- GIVEN REQUEST: Keep the pictures out of the copy and repeat the records exactly.

==============================

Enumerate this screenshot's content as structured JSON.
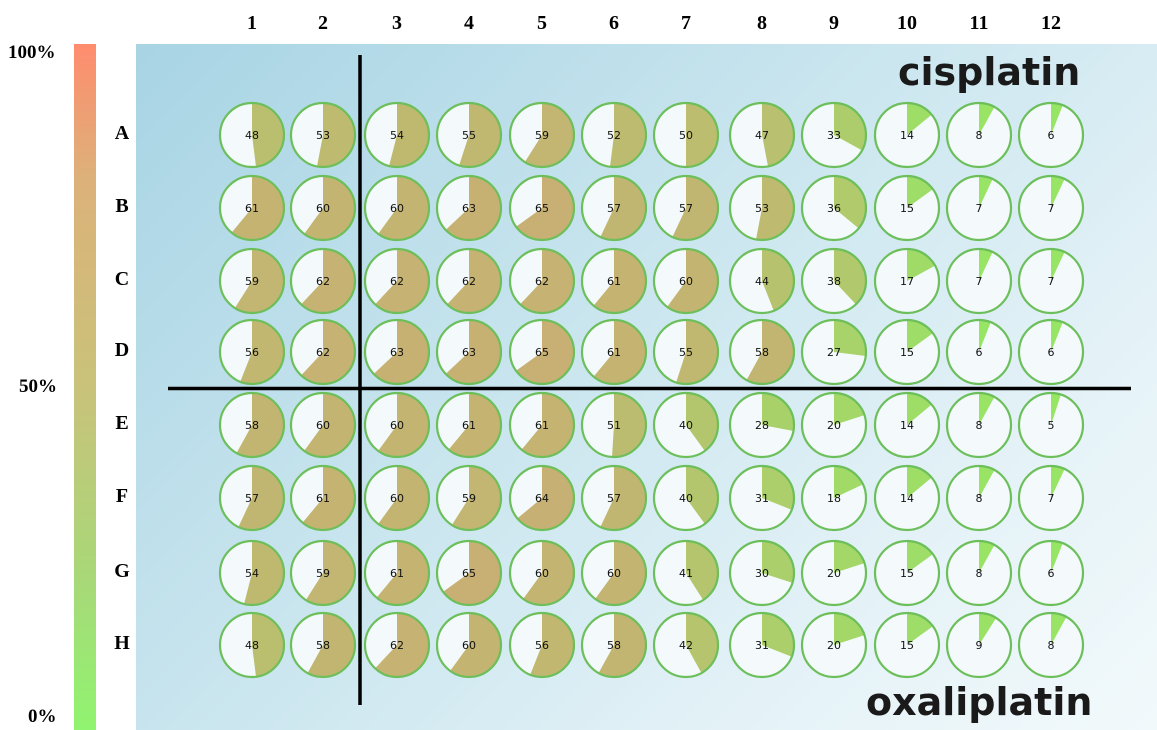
{
  "scale": {
    "top_label": "100%",
    "mid_label": "50%",
    "bottom_label": "0%",
    "colors": [
      "#ff8c6e",
      "#dcb27a",
      "#c9c27a",
      "#a8d878",
      "#90f470"
    ]
  },
  "labels": {
    "top_drug": "cisplatin",
    "bottom_drug": "oxaliplatin"
  },
  "chart_data": {
    "type": "pie",
    "description_units": "percent",
    "columns": [
      "1",
      "2",
      "3",
      "4",
      "5",
      "6",
      "7",
      "8",
      "9",
      "10",
      "11",
      "12"
    ],
    "rows": [
      "A",
      "B",
      "C",
      "D",
      "E",
      "F",
      "G",
      "H"
    ],
    "values": [
      [
        48,
        53,
        54,
        55,
        59,
        52,
        50,
        47,
        33,
        14,
        8,
        6
      ],
      [
        61,
        60,
        60,
        63,
        65,
        57,
        57,
        53,
        36,
        15,
        7,
        7
      ],
      [
        59,
        62,
        62,
        62,
        62,
        61,
        60,
        44,
        38,
        17,
        7,
        7
      ],
      [
        56,
        62,
        63,
        63,
        65,
        61,
        55,
        58,
        27,
        15,
        6,
        6
      ],
      [
        58,
        60,
        60,
        61,
        61,
        51,
        40,
        28,
        20,
        14,
        8,
        5
      ],
      [
        57,
        61,
        60,
        59,
        64,
        57,
        40,
        31,
        18,
        14,
        8,
        7
      ],
      [
        54,
        59,
        61,
        65,
        60,
        60,
        41,
        30,
        20,
        15,
        8,
        6
      ],
      [
        48,
        58,
        62,
        60,
        56,
        58,
        42,
        31,
        20,
        15,
        9,
        8
      ]
    ],
    "scale_range": [
      0,
      100
    ],
    "divider_after_column": "2",
    "divider_after_row": "D"
  }
}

==============================

- SOLUTION:
Enumerate this screenshot's content as structured JSON.
{
  "scale": {
    "top_label": "100%",
    "mid_label": "50%",
    "bottom_label": "0%",
    "colors": [
      "#ff8c6e",
      "#dcb27a",
      "#c9c27a",
      "#a8d878",
      "#90f470"
    ]
  },
  "labels": {
    "top_drug": "cisplatin",
    "bottom_drug": "oxaliplatin"
  },
  "chart_data": {
    "type": "pie",
    "description_units": "percent",
    "columns": [
      "1",
      "2",
      "3",
      "4",
      "5",
      "6",
      "7",
      "8",
      "9",
      "10",
      "11",
      "12"
    ],
    "rows": [
      "A",
      "B",
      "C",
      "D",
      "E",
      "F",
      "G",
      "H"
    ],
    "values": [
      [
        48,
        53,
        54,
        55,
        59,
        52,
        50,
        47,
        33,
        14,
        8,
        6
      ],
      [
        61,
        60,
        60,
        63,
        65,
        57,
        57,
        53,
        36,
        15,
        7,
        7
      ],
      [
        59,
        62,
        62,
        62,
        62,
        61,
        60,
        44,
        38,
        17,
        7,
        7
      ],
      [
        56,
        62,
        63,
        63,
        65,
        61,
        55,
        58,
        27,
        15,
        6,
        6
      ],
      [
        58,
        60,
        60,
        61,
        61,
        51,
        40,
        28,
        20,
        14,
        8,
        5
      ],
      [
        57,
        61,
        60,
        59,
        64,
        57,
        40,
        31,
        18,
        14,
        8,
        7
      ],
      [
        54,
        59,
        61,
        65,
        60,
        60,
        41,
        30,
        20,
        15,
        8,
        6
      ],
      [
        48,
        58,
        62,
        60,
        56,
        58,
        42,
        31,
        20,
        15,
        9,
        8
      ]
    ],
    "scale_range": [
      0,
      100
    ],
    "divider_after_column": "2",
    "divider_after_row": "D"
  }
}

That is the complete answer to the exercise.